# Figure record extracts:

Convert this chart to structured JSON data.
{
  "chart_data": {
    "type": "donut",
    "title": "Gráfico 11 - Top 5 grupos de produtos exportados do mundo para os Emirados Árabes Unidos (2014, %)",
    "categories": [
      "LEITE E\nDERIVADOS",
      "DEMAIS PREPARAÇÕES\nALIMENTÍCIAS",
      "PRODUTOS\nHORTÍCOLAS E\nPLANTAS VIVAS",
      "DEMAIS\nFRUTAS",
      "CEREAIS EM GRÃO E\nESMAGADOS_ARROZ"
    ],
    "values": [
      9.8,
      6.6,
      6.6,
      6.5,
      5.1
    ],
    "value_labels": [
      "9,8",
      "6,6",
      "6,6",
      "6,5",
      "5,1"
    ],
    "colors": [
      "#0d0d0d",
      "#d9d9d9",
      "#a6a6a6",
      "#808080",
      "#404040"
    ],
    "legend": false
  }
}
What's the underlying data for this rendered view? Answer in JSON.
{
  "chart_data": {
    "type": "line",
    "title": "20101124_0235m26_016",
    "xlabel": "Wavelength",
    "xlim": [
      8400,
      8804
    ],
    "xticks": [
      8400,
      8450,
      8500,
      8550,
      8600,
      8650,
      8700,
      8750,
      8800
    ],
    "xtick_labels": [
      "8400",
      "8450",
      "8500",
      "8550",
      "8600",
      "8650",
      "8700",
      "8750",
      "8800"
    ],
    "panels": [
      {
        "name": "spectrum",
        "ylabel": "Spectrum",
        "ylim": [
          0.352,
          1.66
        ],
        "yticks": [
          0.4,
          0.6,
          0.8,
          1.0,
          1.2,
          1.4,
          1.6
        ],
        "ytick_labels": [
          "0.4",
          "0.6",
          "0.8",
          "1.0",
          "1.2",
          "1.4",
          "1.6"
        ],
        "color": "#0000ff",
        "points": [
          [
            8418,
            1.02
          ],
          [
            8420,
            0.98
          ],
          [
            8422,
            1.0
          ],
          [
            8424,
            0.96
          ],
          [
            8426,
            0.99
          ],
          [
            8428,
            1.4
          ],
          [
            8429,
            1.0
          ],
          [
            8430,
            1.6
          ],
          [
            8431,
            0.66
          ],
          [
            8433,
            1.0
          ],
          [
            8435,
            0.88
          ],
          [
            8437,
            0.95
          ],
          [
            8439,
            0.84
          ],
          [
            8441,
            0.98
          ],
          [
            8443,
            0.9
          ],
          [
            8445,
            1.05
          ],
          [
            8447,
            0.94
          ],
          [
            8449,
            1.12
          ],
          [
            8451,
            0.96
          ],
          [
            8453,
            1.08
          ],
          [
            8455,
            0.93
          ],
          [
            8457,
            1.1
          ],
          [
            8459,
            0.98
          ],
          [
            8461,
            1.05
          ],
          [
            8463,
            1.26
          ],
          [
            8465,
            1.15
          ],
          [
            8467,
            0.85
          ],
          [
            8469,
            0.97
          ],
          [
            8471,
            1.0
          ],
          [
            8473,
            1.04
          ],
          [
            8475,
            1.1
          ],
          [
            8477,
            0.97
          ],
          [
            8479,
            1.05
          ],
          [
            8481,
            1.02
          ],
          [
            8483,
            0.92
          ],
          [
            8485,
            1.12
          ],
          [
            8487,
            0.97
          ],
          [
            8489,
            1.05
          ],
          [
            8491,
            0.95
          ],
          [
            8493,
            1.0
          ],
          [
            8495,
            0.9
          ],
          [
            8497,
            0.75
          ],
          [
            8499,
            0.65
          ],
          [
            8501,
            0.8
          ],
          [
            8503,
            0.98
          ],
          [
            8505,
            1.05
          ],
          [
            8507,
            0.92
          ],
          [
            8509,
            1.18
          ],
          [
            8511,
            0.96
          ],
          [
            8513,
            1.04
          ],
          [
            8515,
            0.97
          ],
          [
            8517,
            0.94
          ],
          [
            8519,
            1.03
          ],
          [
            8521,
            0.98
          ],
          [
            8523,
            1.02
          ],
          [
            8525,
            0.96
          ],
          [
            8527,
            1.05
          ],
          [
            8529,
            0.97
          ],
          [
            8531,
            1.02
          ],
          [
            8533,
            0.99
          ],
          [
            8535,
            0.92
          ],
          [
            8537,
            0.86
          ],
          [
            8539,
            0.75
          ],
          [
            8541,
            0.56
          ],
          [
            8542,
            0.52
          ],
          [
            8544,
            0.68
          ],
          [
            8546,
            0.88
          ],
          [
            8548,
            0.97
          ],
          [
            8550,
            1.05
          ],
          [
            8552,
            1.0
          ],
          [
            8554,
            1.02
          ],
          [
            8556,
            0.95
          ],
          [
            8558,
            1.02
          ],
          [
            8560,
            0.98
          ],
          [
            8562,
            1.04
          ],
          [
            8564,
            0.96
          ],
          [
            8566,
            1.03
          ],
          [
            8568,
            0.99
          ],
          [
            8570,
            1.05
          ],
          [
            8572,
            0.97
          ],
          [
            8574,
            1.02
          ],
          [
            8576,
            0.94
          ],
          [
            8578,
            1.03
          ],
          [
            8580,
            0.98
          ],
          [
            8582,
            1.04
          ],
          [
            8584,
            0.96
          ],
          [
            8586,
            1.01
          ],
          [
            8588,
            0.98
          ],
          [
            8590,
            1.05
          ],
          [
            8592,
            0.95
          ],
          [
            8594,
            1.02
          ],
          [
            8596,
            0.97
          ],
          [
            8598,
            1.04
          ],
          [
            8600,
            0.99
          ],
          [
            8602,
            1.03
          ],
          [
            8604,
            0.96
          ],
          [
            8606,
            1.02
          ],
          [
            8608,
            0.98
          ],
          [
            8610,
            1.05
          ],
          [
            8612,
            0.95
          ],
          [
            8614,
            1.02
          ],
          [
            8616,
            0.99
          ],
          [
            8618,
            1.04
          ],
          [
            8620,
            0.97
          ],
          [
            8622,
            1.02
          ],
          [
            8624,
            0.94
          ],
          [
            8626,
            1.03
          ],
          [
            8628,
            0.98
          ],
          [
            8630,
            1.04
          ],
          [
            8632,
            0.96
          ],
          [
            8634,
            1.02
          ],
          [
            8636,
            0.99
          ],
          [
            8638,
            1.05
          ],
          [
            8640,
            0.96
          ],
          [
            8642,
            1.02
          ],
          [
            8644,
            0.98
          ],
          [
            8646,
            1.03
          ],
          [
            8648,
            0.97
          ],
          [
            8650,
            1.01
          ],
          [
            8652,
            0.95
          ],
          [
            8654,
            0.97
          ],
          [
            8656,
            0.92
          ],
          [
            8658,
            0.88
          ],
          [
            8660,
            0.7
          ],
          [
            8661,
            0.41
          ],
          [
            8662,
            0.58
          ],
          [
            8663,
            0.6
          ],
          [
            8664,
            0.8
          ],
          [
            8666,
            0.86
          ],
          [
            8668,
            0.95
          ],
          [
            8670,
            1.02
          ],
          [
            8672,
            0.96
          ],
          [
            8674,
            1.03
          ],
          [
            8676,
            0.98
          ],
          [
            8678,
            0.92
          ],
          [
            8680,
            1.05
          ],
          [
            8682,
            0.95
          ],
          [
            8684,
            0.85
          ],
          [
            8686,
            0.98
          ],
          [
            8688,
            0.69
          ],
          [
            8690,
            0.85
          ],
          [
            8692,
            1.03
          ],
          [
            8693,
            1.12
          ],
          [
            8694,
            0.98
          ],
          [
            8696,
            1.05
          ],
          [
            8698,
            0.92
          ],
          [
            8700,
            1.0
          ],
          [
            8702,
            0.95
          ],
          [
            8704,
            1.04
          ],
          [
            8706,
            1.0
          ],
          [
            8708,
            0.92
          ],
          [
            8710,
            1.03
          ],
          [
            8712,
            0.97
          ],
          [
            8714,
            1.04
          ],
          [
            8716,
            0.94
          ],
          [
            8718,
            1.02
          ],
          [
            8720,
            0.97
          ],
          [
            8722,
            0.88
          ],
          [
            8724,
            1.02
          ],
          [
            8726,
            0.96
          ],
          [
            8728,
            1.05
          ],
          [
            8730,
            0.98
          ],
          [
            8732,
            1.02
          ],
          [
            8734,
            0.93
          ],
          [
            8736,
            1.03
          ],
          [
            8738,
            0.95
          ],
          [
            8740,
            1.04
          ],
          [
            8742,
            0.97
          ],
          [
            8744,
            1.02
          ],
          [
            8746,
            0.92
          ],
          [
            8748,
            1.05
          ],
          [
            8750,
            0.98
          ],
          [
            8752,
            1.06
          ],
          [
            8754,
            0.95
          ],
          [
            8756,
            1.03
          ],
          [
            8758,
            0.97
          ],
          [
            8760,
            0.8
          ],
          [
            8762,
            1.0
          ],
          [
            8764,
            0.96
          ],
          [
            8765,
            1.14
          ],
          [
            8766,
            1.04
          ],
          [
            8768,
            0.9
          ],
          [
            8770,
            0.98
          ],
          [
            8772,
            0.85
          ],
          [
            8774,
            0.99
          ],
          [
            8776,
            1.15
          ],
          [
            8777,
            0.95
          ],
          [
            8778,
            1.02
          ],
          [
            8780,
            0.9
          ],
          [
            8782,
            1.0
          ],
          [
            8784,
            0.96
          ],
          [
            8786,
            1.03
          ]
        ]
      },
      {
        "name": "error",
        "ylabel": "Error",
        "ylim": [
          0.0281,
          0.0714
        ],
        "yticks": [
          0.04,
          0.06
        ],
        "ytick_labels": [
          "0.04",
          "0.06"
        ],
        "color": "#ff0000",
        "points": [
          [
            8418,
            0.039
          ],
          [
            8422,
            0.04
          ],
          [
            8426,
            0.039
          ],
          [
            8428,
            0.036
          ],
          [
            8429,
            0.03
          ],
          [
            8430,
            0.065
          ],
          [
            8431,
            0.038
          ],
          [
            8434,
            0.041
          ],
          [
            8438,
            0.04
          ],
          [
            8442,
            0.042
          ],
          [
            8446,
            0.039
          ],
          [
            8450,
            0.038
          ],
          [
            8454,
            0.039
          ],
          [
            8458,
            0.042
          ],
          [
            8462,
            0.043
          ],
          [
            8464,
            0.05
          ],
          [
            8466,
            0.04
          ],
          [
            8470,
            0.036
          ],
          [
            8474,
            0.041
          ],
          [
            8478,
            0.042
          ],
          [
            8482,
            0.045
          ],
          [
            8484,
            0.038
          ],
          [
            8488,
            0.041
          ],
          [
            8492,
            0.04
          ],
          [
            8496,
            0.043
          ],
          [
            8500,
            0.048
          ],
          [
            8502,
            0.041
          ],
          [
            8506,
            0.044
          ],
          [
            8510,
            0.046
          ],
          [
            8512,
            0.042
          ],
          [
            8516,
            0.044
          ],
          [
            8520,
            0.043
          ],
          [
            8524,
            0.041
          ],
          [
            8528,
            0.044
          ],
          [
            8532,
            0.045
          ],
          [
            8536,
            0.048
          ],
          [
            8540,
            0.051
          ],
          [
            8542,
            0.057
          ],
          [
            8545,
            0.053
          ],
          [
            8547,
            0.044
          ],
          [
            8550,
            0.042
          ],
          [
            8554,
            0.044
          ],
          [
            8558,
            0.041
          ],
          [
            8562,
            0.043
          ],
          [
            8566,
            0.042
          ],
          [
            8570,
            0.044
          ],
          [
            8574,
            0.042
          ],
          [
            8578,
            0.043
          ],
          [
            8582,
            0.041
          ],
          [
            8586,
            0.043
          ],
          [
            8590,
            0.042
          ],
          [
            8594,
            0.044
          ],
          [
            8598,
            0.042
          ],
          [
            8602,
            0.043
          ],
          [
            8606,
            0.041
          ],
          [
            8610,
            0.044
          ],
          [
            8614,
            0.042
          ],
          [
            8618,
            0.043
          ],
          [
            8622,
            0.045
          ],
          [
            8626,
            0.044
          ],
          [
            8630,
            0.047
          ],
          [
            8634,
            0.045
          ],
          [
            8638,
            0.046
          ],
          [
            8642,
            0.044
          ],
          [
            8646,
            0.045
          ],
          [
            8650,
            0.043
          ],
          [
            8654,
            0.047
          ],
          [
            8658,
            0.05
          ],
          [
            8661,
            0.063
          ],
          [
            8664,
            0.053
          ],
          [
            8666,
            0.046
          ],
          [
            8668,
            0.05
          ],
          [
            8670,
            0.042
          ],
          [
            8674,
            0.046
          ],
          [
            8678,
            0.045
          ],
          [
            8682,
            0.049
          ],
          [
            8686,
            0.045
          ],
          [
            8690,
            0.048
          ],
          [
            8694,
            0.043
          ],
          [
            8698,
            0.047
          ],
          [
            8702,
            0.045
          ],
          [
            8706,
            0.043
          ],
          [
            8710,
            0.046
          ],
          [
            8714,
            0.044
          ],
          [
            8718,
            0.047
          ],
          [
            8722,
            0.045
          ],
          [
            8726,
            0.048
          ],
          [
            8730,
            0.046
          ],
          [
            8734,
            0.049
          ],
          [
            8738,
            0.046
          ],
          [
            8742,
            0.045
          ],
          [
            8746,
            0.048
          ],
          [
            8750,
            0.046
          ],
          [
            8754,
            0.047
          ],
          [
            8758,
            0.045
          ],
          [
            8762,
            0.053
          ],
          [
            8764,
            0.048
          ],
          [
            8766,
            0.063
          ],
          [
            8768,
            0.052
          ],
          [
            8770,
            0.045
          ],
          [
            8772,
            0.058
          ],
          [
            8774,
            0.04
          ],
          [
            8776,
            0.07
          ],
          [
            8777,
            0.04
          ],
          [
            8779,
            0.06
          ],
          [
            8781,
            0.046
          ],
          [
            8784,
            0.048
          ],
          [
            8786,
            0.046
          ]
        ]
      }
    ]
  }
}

# Problem requirements:
Scan the records for the string "DEMAIS". Copy each line in which it appears.

# Response to the task:
      "DEMAIS PREPARAÇÕES\nALIMENTÍCIAS",
      "DEMAIS\nFRUTAS",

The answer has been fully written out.